**WHAT YOU SHOULD DO**
Wherever a line holds the word "circle", copy that line out.

**PROVIDED INFORMATION**
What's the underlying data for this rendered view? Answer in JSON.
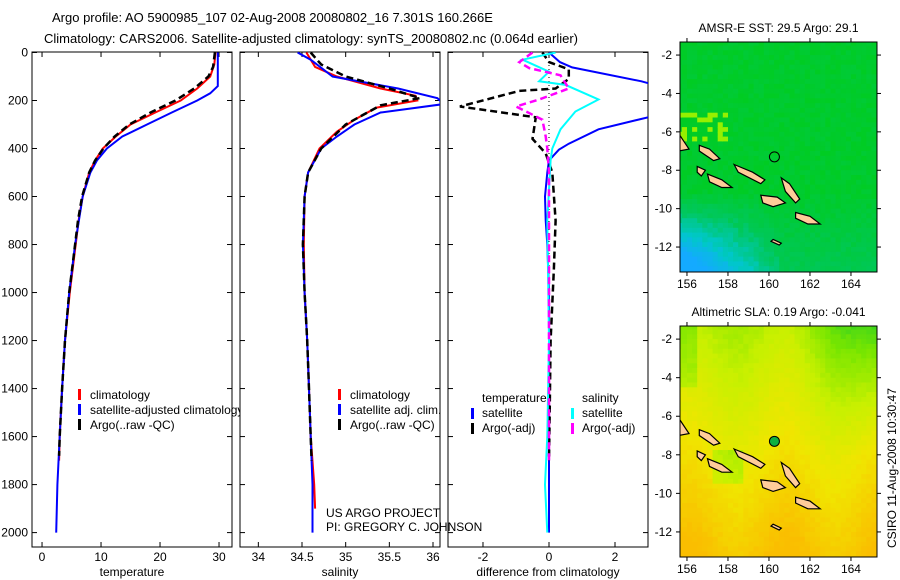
{
  "header": {
    "title_line1": "Argo profile: AO 5900985_107 02-Aug-2008 20080802_16 7.301S 160.266E",
    "title_line2": "Climatology: CARS2006. Satellite-adjusted climatology: synTS_20080802.nc (0.064d earlier)"
  },
  "credit": {
    "line1": "US ARGO PROJECT",
    "line2": "PI: GREGORY C. JOHNSON"
  },
  "timestamp_label": "CSIRO 11-Aug-2008 10:30:47",
  "colors": {
    "climatology": "#ff0000",
    "satellite": "#0000ff",
    "argo": "#000000",
    "sal_satellite": "#00ffff",
    "sal_argo": "#ff00ff",
    "land": "#ffcc99"
  },
  "chart_data": [
    {
      "type": "line",
      "title": "",
      "xlabel": "temperature",
      "ylabel": "",
      "xlim": [
        -1.7,
        32.2
      ],
      "ylim": [
        2060,
        -2
      ],
      "xticks": [
        "0",
        "10",
        "20",
        "30"
      ],
      "xtick_values": [
        0,
        10,
        20,
        30
      ],
      "yticks": [
        "0",
        "200",
        "400",
        "600",
        "800",
        "1000",
        "1200",
        "1400",
        "1600",
        "1800",
        "2000"
      ],
      "ytick_values": [
        0,
        200,
        400,
        600,
        800,
        1000,
        1200,
        1400,
        1600,
        1800,
        2000
      ],
      "legend_position": "bottom-center",
      "series": [
        {
          "name": "climatology",
          "color": "#ff0000",
          "style": "solid",
          "points": [
            [
              0,
              29.4
            ],
            [
              50,
              29.2
            ],
            [
              100,
              28.5
            ],
            [
              150,
              26.3
            ],
            [
              200,
              23.5
            ],
            [
              250,
              19.2
            ],
            [
              300,
              15
            ],
            [
              350,
              12.5
            ],
            [
              400,
              10.3
            ],
            [
              450,
              9
            ],
            [
              500,
              8
            ],
            [
              600,
              6.9
            ],
            [
              700,
              6.2
            ],
            [
              800,
              5.7
            ],
            [
              1000,
              4.7
            ],
            [
              1200,
              3.9
            ],
            [
              1400,
              3.4
            ],
            [
              1600,
              3.0
            ],
            [
              1700,
              2.9
            ]
          ]
        },
        {
          "name": "satellite-adjusted climatology",
          "color": "#0000ff",
          "style": "solid",
          "points": [
            [
              0,
              29.8
            ],
            [
              140,
              29.8
            ],
            [
              170,
              28.5
            ],
            [
              200,
              26.3
            ],
            [
              250,
              22
            ],
            [
              300,
              17.8
            ],
            [
              350,
              13.6
            ],
            [
              400,
              11
            ],
            [
              450,
              9.3
            ],
            [
              500,
              8.2
            ],
            [
              600,
              6.9
            ],
            [
              800,
              5.6
            ],
            [
              1000,
              4.6
            ],
            [
              1200,
              3.9
            ],
            [
              1400,
              3.4
            ],
            [
              1600,
              3.0
            ],
            [
              1800,
              2.6
            ],
            [
              2000,
              2.4
            ]
          ]
        },
        {
          "name": "Argo(..raw -QC)",
          "color": "#000000",
          "style": "dashed",
          "points": [
            [
              0,
              29.3
            ],
            [
              60,
              29
            ],
            [
              100,
              28.2
            ],
            [
              150,
              25.8
            ],
            [
              200,
              22.6
            ],
            [
              250,
              18.4
            ],
            [
              300,
              14.8
            ],
            [
              350,
              12.3
            ],
            [
              400,
              10.4
            ],
            [
              450,
              9
            ],
            [
              500,
              8
            ],
            [
              600,
              6.8
            ],
            [
              700,
              6.1
            ],
            [
              800,
              5.6
            ],
            [
              1000,
              4.6
            ],
            [
              1200,
              3.9
            ],
            [
              1400,
              3.4
            ],
            [
              1600,
              3.0
            ],
            [
              1680,
              2.9
            ]
          ]
        }
      ]
    },
    {
      "type": "line",
      "title": "",
      "xlabel": "salinity",
      "ylabel": "",
      "xlim": [
        33.79,
        36.08
      ],
      "ylim": [
        2060,
        -2
      ],
      "xticks": [
        "34",
        "34.5",
        "35",
        "35.5",
        "36"
      ],
      "xtick_values": [
        34,
        34.5,
        35,
        35.5,
        36
      ],
      "legend_position": "bottom-right",
      "series": [
        {
          "name": "climatology",
          "color": "#ff0000",
          "style": "solid",
          "points": [
            [
              0,
              34.55
            ],
            [
              60,
              34.65
            ],
            [
              100,
              34.9
            ],
            [
              150,
              35.4
            ],
            [
              180,
              35.8
            ],
            [
              200,
              35.82
            ],
            [
              230,
              35.35
            ],
            [
              280,
              35.1
            ],
            [
              330,
              34.9
            ],
            [
              400,
              34.7
            ],
            [
              500,
              34.57
            ],
            [
              600,
              34.53
            ],
            [
              800,
              34.52
            ],
            [
              1000,
              34.53
            ],
            [
              1200,
              34.56
            ],
            [
              1400,
              34.58
            ],
            [
              1600,
              34.6
            ],
            [
              1800,
              34.64
            ],
            [
              1900,
              34.65
            ]
          ]
        },
        {
          "name": "satellite adj. clim.",
          "color": "#0000ff",
          "style": "solid",
          "points": [
            [
              0,
              34.45
            ],
            [
              30,
              34.6
            ],
            [
              100,
              34.85
            ],
            [
              150,
              35.6
            ],
            [
              190,
              36.05
            ],
            [
              215,
              36.12
            ],
            [
              250,
              35.4
            ],
            [
              300,
              35.1
            ],
            [
              350,
              34.9
            ],
            [
              400,
              34.72
            ],
            [
              500,
              34.57
            ],
            [
              600,
              34.53
            ],
            [
              800,
              34.51
            ],
            [
              1000,
              34.53
            ],
            [
              1200,
              34.56
            ],
            [
              1400,
              34.58
            ],
            [
              1600,
              34.6
            ],
            [
              1800,
              34.62
            ],
            [
              2000,
              34.62
            ]
          ]
        },
        {
          "name": "Argo(..raw -QC)",
          "color": "#000000",
          "style": "dashed",
          "points": [
            [
              0,
              34.6
            ],
            [
              50,
              34.72
            ],
            [
              100,
              35.0
            ],
            [
              150,
              35.5
            ],
            [
              190,
              35.85
            ],
            [
              220,
              35.4
            ],
            [
              260,
              35.2
            ],
            [
              300,
              35.0
            ],
            [
              400,
              34.72
            ],
            [
              500,
              34.57
            ],
            [
              600,
              34.53
            ],
            [
              800,
              34.51
            ],
            [
              1000,
              34.53
            ],
            [
              1200,
              34.56
            ],
            [
              1400,
              34.58
            ],
            [
              1600,
              34.6
            ],
            [
              1700,
              34.61
            ]
          ]
        }
      ]
    },
    {
      "type": "line",
      "title": "",
      "xlabel": "difference from climatology",
      "ylabel": "",
      "xlim": [
        -3.06,
        3.0
      ],
      "ylim": [
        2060,
        -2
      ],
      "xticks": [
        "-2",
        "0",
        "2"
      ],
      "xtick_values": [
        -2,
        0,
        2
      ],
      "legend_position": "bottom-center",
      "legend_headers": {
        "temperature": "temperature",
        "salinity": "salinity"
      },
      "series": [
        {
          "name": "satellite",
          "group": "temperature",
          "color": "#0000ff",
          "style": "solid",
          "points": [
            [
              0,
              0
            ],
            [
              40,
              0.33
            ],
            [
              62,
              0.7
            ],
            [
              120,
              2.8
            ],
            [
              150,
              3.6
            ],
            [
              230,
              3.6
            ],
            [
              270,
              3.0
            ],
            [
              320,
              1.5
            ],
            [
              380,
              0.6
            ],
            [
              405,
              0.3
            ],
            [
              450,
              0
            ],
            [
              500,
              -0.05
            ],
            [
              600,
              -0.12
            ],
            [
              700,
              -0.1
            ],
            [
              800,
              -0.05
            ],
            [
              1000,
              0
            ],
            [
              1500,
              0
            ],
            [
              2000,
              0
            ]
          ]
        },
        {
          "name": "Argo(-adj)",
          "group": "temperature",
          "color": "#000000",
          "style": "dashed",
          "points": [
            [
              0,
              -0.2
            ],
            [
              40,
              0
            ],
            [
              70,
              0.6
            ],
            [
              110,
              0.6
            ],
            [
              150,
              0.2
            ],
            [
              160,
              -0.9
            ],
            [
              225,
              -2.7
            ],
            [
              270,
              -0.4
            ],
            [
              360,
              -0.5
            ],
            [
              420,
              -0.1
            ],
            [
              500,
              0.1
            ],
            [
              700,
              0.2
            ],
            [
              900,
              0.15
            ],
            [
              1200,
              0.05
            ],
            [
              1500,
              0.02
            ],
            [
              1700,
              0
            ]
          ]
        },
        {
          "name": "satellite",
          "group": "salinity",
          "color": "#00ffff",
          "style": "solid",
          "points": [
            [
              0,
              0.2
            ],
            [
              30,
              -0.8
            ],
            [
              80,
              0.0
            ],
            [
              120,
              -0.3
            ],
            [
              135,
              0.5
            ],
            [
              196,
              1.5
            ],
            [
              246,
              0.8
            ],
            [
              320,
              0.35
            ],
            [
              400,
              0.1
            ],
            [
              450,
              0.05
            ],
            [
              700,
              -0.05
            ],
            [
              1200,
              0
            ],
            [
              1600,
              -0.05
            ],
            [
              1800,
              -0.12
            ],
            [
              2000,
              -0.05
            ]
          ]
        },
        {
          "name": "Argo(-adj)",
          "group": "salinity",
          "color": "#ff00ff",
          "style": "dashed",
          "points": [
            [
              0,
              -0.5
            ],
            [
              40,
              -0.9
            ],
            [
              65,
              -0.6
            ],
            [
              95,
              0.35
            ],
            [
              150,
              0.6
            ],
            [
              196,
              -0.3
            ],
            [
              225,
              -1.0
            ],
            [
              280,
              -0.2
            ],
            [
              350,
              -0.1
            ],
            [
              400,
              -0.05
            ],
            [
              500,
              0
            ],
            [
              800,
              0
            ],
            [
              1200,
              0
            ],
            [
              1700,
              0
            ]
          ]
        }
      ]
    },
    {
      "type": "heatmap",
      "title": "AMSR-E SST: 29.5 Argo: 29.1",
      "xlim": [
        155.66,
        165.27
      ],
      "ylim": [
        -13.3,
        -1.32
      ],
      "xticks": [
        "156",
        "158",
        "160",
        "162",
        "164"
      ],
      "xtick_values": [
        156,
        158,
        160,
        162,
        164
      ],
      "yticks": [
        "-2",
        "-4",
        "-6",
        "-8",
        "-10",
        "-12"
      ],
      "ytick_values": [
        -2,
        -4,
        -6,
        -8,
        -10,
        -12
      ],
      "field": "sst",
      "argo_position": [
        160.266,
        -7.301
      ],
      "argo_marker": "open-circle"
    },
    {
      "type": "heatmap",
      "title": "Altimetric SLA: 0.19 Argo: -0.041",
      "xlim": [
        155.66,
        165.27
      ],
      "ylim": [
        -13.3,
        -1.32
      ],
      "xticks": [
        "156",
        "158",
        "160",
        "162",
        "164"
      ],
      "xtick_values": [
        156,
        158,
        160,
        162,
        164
      ],
      "yticks": [
        "-2",
        "-4",
        "-6",
        "-8",
        "-10",
        "-12"
      ],
      "ytick_values": [
        -2,
        -4,
        -6,
        -8,
        -10,
        -12
      ],
      "field": "sla",
      "argo_position": [
        160.266,
        -7.301
      ],
      "argo_marker": "filled-circle"
    }
  ],
  "islands": [
    [
      [
        155.0,
        -5.5
      ],
      [
        155.6,
        -6.1
      ],
      [
        156.1,
        -6.9
      ],
      [
        155.6,
        -7.0
      ],
      [
        155.0,
        -6.7
      ]
    ],
    [
      [
        156.6,
        -6.7
      ],
      [
        157.1,
        -6.9
      ],
      [
        157.6,
        -7.4
      ],
      [
        157.3,
        -7.5
      ],
      [
        156.6,
        -7.0
      ]
    ],
    [
      [
        158.3,
        -7.7
      ],
      [
        159.2,
        -8.1
      ],
      [
        159.8,
        -8.5
      ],
      [
        159.6,
        -8.7
      ],
      [
        158.5,
        -8.1
      ]
    ],
    [
      [
        157.0,
        -8.2
      ],
      [
        157.7,
        -8.5
      ],
      [
        158.2,
        -8.9
      ],
      [
        157.7,
        -8.9
      ],
      [
        157.1,
        -8.6
      ]
    ],
    [
      [
        156.5,
        -7.8
      ],
      [
        156.9,
        -8.0
      ],
      [
        156.7,
        -8.3
      ],
      [
        156.5,
        -8.1
      ]
    ],
    [
      [
        159.6,
        -9.3
      ],
      [
        160.4,
        -9.4
      ],
      [
        160.8,
        -9.7
      ],
      [
        160.2,
        -9.9
      ],
      [
        159.7,
        -9.7
      ]
    ],
    [
      [
        160.6,
        -8.4
      ],
      [
        161.0,
        -8.7
      ],
      [
        161.5,
        -9.5
      ],
      [
        161.3,
        -9.7
      ],
      [
        160.8,
        -9.1
      ]
    ],
    [
      [
        161.3,
        -10.2
      ],
      [
        162.0,
        -10.4
      ],
      [
        162.5,
        -10.8
      ],
      [
        161.9,
        -10.8
      ],
      [
        161.3,
        -10.5
      ]
    ],
    [
      [
        160.2,
        -11.6
      ],
      [
        160.6,
        -11.8
      ],
      [
        160.5,
        -11.9
      ],
      [
        160.1,
        -11.7
      ]
    ]
  ]
}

**ANSWER FOR THE TASK**
      "argo_marker": "open-circle"
      "argo_marker": "filled-circle"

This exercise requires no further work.